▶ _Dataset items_

──────────────────────────────

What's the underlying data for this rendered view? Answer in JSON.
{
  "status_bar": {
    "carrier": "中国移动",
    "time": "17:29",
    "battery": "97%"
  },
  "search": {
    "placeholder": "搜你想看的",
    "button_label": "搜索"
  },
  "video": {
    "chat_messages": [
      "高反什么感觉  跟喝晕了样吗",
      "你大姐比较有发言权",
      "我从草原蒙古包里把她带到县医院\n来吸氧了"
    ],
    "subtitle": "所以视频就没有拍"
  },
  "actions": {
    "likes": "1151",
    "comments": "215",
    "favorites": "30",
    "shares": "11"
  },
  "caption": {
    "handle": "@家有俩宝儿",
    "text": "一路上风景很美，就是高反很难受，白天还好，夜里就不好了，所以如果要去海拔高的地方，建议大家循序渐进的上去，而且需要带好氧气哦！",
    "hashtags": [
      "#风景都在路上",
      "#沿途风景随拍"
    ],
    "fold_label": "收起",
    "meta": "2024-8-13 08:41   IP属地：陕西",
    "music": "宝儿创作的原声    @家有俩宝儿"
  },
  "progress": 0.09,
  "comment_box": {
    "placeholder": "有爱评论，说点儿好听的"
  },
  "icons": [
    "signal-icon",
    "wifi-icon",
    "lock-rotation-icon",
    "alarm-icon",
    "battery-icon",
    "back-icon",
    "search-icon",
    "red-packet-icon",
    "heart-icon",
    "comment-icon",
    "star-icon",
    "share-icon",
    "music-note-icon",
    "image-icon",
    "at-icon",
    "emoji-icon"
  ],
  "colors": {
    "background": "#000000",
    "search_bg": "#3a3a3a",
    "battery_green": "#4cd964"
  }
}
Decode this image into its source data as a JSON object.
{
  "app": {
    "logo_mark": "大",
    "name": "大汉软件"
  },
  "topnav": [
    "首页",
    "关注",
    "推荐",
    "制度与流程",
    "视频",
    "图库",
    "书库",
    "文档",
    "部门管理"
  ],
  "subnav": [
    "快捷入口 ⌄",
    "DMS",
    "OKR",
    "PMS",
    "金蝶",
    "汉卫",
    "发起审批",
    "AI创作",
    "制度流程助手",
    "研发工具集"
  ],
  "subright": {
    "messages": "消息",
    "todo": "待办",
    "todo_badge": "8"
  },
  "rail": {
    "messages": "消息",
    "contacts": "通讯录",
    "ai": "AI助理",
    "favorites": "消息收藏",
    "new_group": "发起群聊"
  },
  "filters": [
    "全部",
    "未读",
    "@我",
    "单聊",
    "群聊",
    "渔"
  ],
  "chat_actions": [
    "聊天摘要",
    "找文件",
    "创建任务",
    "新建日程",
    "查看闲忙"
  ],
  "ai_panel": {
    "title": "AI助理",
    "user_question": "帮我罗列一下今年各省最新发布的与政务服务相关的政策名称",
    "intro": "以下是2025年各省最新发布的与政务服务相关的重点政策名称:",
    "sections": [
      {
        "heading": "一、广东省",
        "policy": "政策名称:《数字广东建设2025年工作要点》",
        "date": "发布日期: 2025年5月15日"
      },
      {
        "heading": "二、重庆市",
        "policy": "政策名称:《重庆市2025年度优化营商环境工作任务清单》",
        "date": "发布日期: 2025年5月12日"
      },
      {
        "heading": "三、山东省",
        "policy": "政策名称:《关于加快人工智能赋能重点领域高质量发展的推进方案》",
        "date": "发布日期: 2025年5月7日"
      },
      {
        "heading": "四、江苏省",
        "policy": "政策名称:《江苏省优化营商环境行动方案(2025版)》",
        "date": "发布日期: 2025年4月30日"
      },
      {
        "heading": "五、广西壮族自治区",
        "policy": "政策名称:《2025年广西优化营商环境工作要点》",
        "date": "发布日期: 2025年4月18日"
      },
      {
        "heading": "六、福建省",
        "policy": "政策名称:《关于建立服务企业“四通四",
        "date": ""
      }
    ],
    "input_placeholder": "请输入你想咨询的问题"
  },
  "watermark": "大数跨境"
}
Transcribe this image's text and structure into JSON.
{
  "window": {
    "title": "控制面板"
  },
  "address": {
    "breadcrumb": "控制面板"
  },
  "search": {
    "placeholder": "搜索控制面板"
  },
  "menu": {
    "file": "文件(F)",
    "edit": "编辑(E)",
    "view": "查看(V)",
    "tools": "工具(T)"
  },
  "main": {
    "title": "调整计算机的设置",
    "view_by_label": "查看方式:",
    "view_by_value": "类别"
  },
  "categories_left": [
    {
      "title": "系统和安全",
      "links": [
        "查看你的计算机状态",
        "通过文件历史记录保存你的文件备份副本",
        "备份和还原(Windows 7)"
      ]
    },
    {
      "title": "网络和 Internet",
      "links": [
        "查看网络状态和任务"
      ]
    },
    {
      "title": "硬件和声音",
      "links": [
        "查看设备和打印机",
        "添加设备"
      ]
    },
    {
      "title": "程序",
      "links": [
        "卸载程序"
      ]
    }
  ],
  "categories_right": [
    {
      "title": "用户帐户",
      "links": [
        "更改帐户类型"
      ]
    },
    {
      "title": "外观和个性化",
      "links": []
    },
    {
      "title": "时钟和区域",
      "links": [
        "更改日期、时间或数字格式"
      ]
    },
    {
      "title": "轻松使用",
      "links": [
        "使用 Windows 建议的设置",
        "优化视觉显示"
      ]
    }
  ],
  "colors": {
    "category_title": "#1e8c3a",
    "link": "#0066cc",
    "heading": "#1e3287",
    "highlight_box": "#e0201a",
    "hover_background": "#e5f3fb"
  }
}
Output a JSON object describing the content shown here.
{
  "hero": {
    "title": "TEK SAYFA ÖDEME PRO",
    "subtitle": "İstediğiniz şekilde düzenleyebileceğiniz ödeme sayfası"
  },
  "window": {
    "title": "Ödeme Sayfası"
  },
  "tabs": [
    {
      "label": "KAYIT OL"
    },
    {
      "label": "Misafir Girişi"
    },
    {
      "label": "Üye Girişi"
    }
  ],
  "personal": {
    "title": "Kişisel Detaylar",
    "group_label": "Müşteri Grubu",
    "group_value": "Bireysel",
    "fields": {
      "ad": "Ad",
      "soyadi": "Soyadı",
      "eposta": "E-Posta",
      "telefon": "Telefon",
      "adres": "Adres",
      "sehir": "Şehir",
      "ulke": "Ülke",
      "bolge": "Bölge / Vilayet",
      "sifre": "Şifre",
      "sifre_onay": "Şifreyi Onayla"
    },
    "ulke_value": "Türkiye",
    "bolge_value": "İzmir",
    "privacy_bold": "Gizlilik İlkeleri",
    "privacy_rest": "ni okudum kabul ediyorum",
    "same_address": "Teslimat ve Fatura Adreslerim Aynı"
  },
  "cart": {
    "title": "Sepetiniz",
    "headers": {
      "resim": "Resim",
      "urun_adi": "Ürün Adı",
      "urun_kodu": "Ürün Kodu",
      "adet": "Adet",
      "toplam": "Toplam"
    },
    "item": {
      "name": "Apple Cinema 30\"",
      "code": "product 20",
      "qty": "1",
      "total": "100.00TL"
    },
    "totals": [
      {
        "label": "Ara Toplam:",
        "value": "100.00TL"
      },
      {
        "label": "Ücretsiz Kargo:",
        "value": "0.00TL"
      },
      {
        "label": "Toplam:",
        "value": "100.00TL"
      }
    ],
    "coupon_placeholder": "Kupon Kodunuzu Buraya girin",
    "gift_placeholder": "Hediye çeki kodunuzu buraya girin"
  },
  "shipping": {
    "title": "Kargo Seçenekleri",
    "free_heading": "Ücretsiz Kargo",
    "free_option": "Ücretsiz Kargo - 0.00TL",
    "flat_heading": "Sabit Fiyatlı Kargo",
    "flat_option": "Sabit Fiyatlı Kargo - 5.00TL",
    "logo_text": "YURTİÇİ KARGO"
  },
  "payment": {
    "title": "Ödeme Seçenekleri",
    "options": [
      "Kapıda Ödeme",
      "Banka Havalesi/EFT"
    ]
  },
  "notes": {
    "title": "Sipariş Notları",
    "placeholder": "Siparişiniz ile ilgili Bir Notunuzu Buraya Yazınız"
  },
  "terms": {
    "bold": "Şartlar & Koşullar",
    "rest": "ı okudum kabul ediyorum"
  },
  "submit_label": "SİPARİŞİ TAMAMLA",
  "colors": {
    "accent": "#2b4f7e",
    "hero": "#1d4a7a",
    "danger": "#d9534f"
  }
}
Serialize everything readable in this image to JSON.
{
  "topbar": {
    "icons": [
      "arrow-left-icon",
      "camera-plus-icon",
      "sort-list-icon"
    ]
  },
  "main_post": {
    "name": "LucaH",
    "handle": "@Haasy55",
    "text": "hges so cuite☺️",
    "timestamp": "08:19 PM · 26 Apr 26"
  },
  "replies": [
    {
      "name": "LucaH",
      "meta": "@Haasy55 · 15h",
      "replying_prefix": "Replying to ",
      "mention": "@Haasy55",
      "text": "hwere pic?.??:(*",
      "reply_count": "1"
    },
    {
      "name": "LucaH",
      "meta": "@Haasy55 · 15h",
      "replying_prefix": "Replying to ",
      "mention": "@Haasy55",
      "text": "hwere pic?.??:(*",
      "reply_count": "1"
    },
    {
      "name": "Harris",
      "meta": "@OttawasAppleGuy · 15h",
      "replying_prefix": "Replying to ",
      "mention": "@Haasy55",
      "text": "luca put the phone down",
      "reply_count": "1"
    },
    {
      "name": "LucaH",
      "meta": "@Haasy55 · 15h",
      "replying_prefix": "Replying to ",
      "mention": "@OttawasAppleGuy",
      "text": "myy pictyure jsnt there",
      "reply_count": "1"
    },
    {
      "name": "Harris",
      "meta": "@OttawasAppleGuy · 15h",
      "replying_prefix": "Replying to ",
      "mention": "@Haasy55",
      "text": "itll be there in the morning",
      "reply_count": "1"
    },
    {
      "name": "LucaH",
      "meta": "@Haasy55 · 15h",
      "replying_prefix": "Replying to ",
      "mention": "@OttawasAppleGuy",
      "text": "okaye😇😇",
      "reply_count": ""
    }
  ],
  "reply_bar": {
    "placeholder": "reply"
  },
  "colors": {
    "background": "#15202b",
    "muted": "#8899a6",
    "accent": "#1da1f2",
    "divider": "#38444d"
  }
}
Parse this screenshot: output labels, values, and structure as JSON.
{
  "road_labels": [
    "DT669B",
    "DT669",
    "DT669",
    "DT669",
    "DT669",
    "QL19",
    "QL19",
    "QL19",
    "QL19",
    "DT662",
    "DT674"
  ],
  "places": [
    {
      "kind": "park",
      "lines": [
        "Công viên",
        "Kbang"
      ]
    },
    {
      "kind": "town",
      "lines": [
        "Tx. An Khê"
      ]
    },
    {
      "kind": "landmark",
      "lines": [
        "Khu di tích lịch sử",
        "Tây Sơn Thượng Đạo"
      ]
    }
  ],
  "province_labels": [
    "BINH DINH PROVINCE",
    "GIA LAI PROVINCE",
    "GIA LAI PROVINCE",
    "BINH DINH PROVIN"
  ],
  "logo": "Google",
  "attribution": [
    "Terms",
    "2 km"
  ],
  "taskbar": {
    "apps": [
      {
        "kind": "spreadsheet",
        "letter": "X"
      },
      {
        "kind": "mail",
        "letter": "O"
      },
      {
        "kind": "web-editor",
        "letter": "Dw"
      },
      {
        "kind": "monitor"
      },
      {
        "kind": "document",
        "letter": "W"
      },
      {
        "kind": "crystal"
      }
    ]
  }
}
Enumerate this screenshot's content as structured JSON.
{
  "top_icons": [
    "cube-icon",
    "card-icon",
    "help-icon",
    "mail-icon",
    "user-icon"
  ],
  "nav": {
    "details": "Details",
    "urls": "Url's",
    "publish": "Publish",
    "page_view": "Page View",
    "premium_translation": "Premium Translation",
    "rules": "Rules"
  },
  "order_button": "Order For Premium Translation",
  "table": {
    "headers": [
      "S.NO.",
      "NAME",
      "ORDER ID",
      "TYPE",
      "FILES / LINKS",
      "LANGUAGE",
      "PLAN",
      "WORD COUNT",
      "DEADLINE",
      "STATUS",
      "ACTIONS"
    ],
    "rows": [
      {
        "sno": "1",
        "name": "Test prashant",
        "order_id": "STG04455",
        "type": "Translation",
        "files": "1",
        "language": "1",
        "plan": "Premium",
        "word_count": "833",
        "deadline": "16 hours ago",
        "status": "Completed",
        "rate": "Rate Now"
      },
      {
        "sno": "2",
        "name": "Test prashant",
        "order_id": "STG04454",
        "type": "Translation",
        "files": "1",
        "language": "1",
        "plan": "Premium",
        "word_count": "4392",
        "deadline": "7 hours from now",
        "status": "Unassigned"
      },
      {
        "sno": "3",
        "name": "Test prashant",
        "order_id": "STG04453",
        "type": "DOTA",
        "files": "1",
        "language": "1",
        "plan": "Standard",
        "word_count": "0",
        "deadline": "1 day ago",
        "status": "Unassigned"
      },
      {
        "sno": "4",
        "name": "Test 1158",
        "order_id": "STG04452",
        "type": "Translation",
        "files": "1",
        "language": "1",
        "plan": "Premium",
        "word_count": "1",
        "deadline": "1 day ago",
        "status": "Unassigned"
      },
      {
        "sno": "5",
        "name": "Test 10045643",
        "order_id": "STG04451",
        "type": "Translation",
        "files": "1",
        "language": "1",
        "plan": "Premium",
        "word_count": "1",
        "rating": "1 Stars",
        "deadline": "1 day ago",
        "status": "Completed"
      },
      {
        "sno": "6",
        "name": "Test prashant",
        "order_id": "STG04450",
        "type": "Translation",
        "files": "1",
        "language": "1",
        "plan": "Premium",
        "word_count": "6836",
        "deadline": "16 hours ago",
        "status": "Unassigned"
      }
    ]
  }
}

──────────────────────────────

Filter out all lines lacking the word "Ürün" and copy the rest.

▶ _RESPONSE BELOW_
      "urun_adi": "Ürün Adı",
      "urun_kodu": "Ürün Kodu",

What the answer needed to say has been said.